== Entries provided ==
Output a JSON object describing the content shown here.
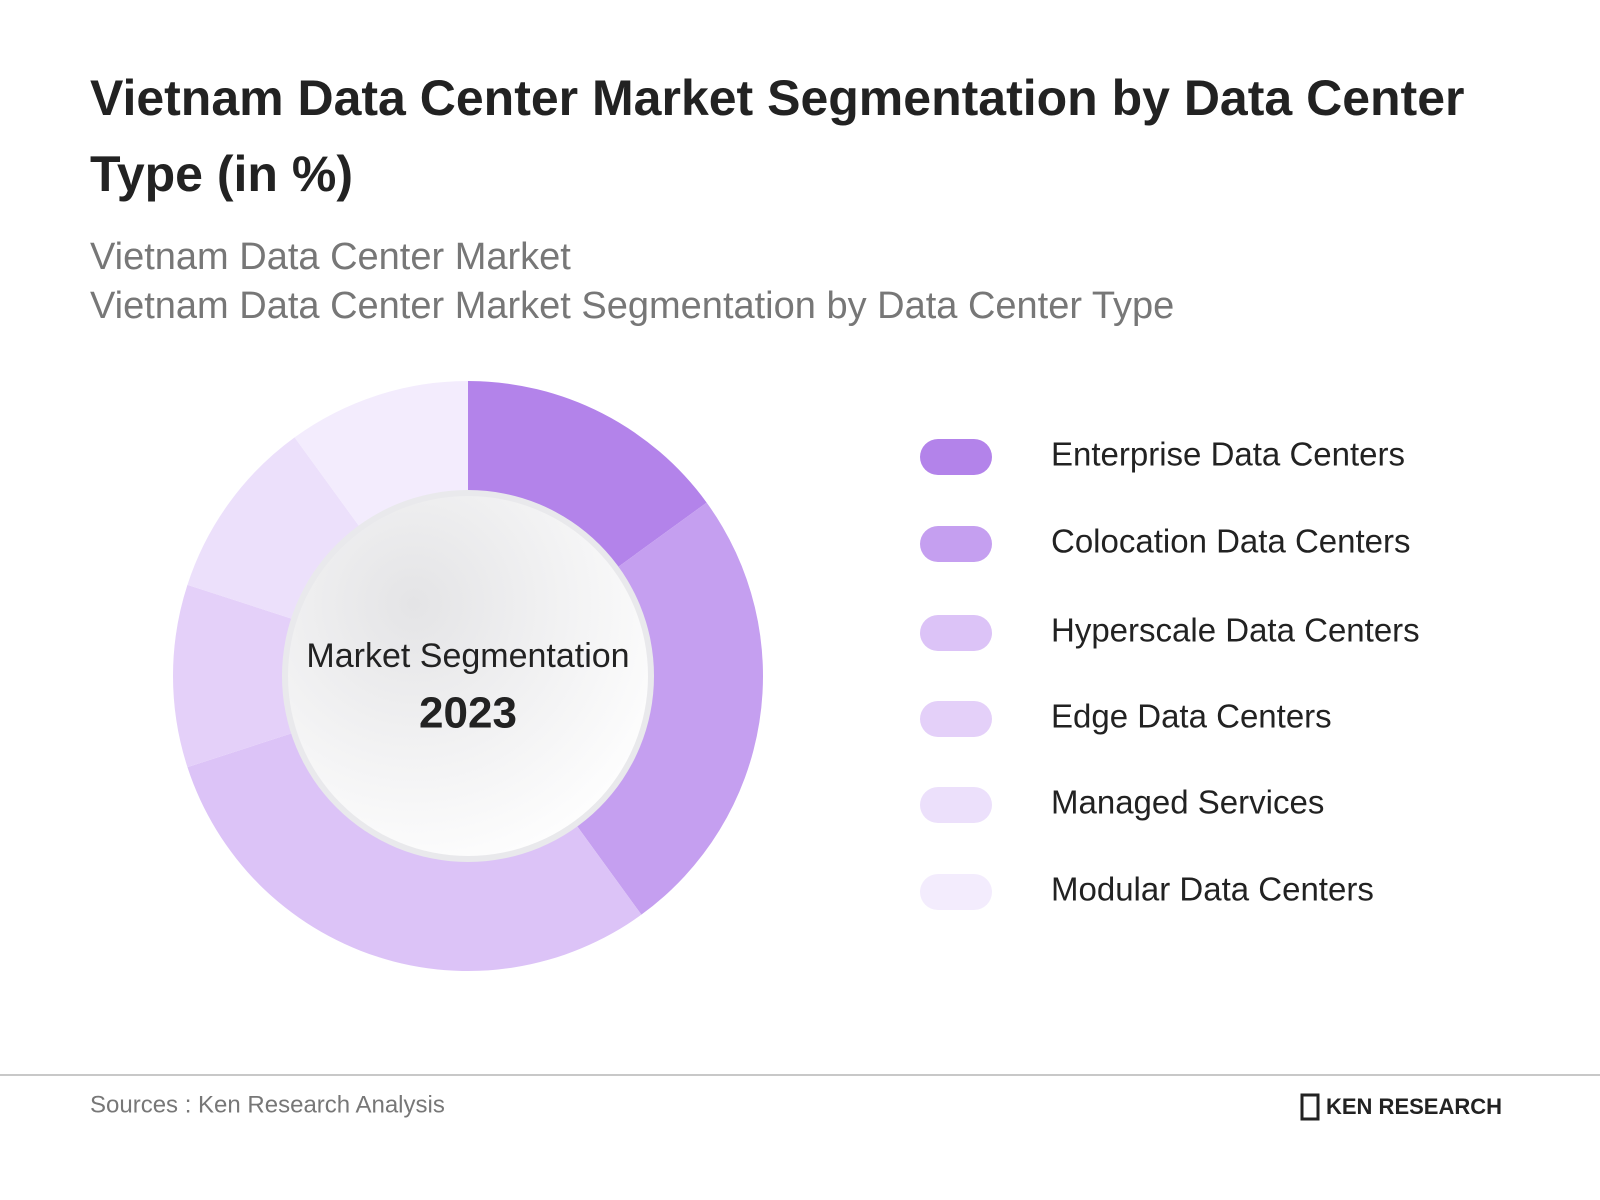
{
  "chart_data": {
    "type": "donut",
    "title": "Vietnam Data Center Market Segmentation by Data Center Type (in %)",
    "subtitle": [
      "Vietnam Data Center Market",
      "Vietnam Data Center Market Segmentation by Data Center Type"
    ],
    "center_title": "Market Segmentation",
    "center_year": "2023",
    "categories": [
      "Enterprise Data Centers",
      "Colocation Data Centers",
      "Hyperscale Data Centers",
      "Edge Data Centers",
      "Managed Services",
      "Modular Data Centers"
    ],
    "values": [
      15,
      25,
      30,
      10,
      10,
      10
    ],
    "colors": [
      "#b383ea",
      "#c59ff0",
      "#dcc3f7",
      "#e4d0f9",
      "#ece0fb",
      "#f3ecfd"
    ],
    "legend": "right"
  },
  "footer": {
    "source": "Sources : Ken Research Analysis",
    "logo": "KEN RESEARCH"
  }
}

== Problem to solve ==
Tally the lines of the listing that include "Vietnam". Reply with nothing but the count.

== Reply to the exercise ==
3